**GIVEN RECORDS**
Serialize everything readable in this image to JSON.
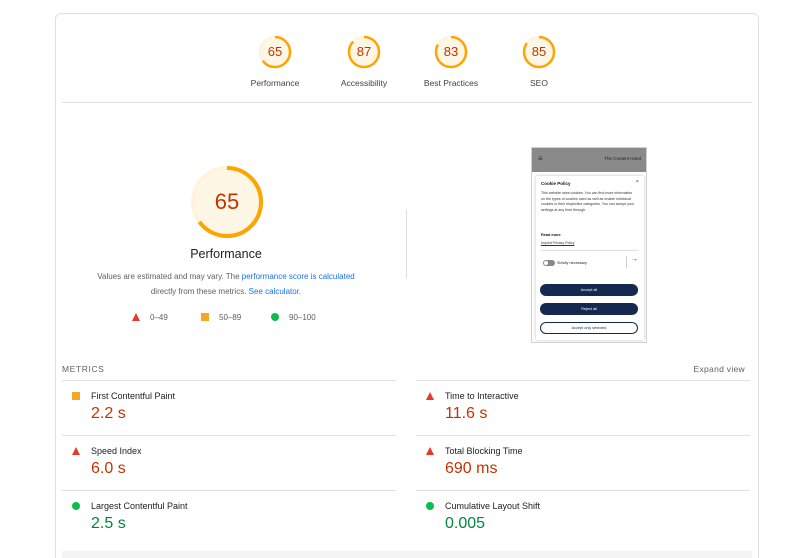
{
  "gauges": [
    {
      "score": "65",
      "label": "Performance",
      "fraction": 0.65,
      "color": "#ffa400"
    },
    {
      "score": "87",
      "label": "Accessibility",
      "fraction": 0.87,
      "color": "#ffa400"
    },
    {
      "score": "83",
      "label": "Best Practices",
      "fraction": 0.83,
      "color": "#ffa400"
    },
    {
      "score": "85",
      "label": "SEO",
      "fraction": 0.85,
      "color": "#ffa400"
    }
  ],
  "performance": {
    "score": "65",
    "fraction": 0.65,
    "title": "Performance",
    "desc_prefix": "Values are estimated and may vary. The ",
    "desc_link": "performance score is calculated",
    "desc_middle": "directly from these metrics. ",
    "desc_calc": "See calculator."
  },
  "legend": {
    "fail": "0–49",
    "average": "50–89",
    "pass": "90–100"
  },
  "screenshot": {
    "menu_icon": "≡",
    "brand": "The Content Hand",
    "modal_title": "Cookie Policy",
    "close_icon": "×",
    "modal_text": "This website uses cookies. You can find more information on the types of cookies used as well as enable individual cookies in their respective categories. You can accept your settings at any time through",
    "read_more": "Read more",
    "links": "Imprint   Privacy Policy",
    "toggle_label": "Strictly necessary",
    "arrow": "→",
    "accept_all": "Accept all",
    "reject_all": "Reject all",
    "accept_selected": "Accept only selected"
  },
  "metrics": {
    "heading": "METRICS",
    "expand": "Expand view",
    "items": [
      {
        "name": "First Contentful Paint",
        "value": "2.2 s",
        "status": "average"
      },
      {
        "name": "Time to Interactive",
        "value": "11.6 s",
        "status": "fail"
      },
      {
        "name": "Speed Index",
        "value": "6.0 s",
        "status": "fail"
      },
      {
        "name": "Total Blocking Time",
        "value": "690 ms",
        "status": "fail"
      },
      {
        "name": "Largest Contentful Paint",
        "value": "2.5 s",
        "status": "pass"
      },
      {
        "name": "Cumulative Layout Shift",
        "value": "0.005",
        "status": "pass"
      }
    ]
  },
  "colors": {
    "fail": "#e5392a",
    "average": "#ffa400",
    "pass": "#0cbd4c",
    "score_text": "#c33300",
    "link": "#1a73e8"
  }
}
...
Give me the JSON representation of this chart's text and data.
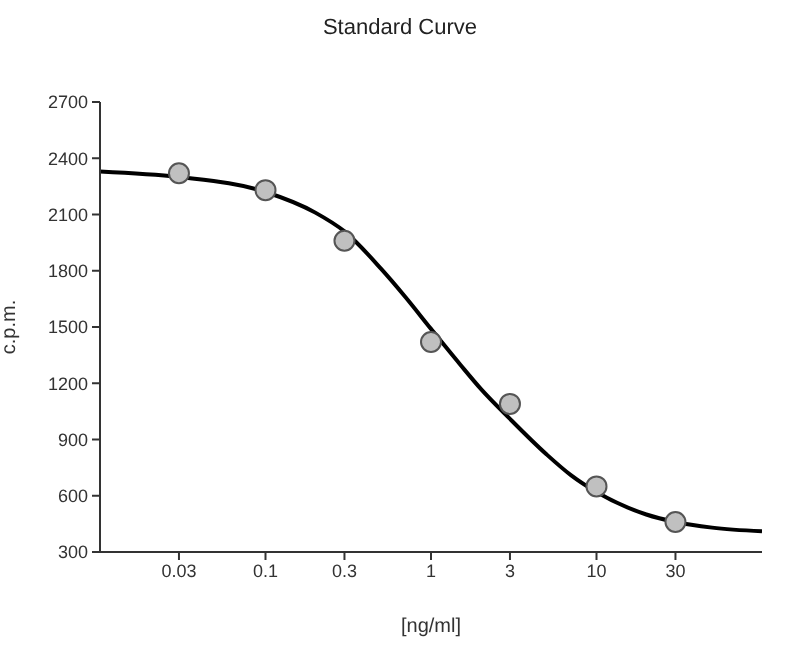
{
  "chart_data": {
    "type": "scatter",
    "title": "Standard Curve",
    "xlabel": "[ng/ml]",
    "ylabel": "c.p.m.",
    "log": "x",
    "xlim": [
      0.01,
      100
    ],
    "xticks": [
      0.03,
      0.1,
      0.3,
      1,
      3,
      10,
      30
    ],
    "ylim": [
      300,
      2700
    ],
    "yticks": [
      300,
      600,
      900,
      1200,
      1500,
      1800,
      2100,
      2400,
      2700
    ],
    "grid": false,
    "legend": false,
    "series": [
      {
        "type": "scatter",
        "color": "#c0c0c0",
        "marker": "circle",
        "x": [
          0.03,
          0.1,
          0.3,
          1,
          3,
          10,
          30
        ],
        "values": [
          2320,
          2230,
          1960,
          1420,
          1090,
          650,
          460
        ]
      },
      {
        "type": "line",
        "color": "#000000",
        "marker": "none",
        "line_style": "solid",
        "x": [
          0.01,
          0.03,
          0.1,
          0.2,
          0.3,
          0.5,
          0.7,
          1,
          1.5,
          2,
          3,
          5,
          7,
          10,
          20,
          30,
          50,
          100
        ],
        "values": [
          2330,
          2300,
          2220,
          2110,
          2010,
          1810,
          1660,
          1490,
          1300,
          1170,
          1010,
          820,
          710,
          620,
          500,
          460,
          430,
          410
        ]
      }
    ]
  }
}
--
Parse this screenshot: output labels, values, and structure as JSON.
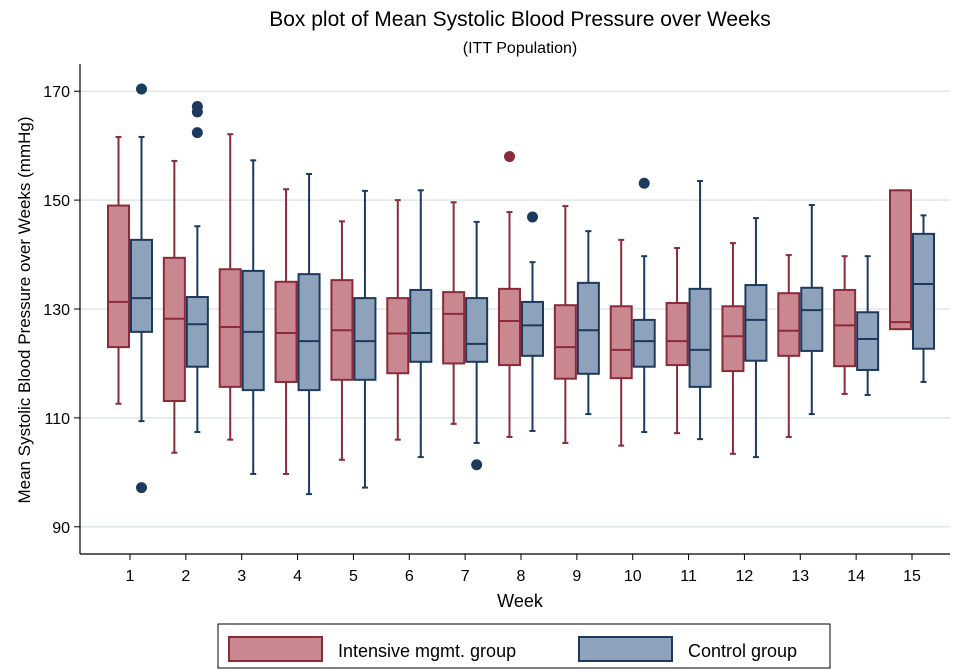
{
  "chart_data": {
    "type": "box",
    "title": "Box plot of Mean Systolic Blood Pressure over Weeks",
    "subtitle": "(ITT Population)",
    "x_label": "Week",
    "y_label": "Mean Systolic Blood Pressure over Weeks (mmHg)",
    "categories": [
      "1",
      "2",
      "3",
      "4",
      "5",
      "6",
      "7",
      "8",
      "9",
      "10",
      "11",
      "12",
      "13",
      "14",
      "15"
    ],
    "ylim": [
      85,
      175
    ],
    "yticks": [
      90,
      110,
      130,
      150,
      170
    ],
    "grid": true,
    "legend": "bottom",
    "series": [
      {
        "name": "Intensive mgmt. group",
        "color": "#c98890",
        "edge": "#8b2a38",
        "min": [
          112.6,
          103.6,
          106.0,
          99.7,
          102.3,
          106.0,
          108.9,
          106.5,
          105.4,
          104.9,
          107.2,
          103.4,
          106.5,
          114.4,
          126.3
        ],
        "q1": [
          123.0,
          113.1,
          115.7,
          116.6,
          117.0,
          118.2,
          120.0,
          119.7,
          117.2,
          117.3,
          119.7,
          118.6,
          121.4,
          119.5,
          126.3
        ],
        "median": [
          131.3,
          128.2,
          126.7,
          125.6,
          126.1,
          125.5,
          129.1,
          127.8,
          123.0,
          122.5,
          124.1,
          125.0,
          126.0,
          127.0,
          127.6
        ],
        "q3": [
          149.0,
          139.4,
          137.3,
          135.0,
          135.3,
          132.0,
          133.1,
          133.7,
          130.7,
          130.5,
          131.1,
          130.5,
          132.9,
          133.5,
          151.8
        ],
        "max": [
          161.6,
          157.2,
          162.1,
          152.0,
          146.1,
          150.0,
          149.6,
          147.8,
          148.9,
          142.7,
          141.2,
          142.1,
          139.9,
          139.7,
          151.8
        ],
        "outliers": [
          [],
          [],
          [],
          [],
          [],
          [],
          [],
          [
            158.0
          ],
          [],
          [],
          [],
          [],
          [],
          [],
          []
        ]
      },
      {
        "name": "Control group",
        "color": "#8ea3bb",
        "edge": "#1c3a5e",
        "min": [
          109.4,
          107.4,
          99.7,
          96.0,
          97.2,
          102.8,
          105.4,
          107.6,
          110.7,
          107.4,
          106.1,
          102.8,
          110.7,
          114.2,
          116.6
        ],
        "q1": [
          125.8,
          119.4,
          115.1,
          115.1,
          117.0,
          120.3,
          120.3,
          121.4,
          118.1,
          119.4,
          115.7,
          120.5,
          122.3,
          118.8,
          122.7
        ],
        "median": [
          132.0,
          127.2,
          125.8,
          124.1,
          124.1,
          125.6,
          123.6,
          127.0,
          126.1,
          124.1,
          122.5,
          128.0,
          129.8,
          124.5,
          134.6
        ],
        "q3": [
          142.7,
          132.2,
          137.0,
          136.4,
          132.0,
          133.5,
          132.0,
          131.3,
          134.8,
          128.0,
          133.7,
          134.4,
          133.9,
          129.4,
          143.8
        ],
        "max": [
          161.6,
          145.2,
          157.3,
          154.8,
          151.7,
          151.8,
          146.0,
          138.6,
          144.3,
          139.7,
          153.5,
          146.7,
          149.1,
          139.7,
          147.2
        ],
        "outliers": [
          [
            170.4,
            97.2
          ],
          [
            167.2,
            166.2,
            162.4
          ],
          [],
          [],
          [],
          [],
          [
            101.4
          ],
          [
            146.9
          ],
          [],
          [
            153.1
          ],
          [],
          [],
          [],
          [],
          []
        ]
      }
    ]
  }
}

**AIM**
Copy out each line of the listing that holds "Systolic".

**SOLUTION TO THE PROBLEM**
    "title": "Box plot of Mean Systolic Blood Pressure over Weeks",
    "y_label": "Mean Systolic Blood Pressure over Weeks (mmHg)",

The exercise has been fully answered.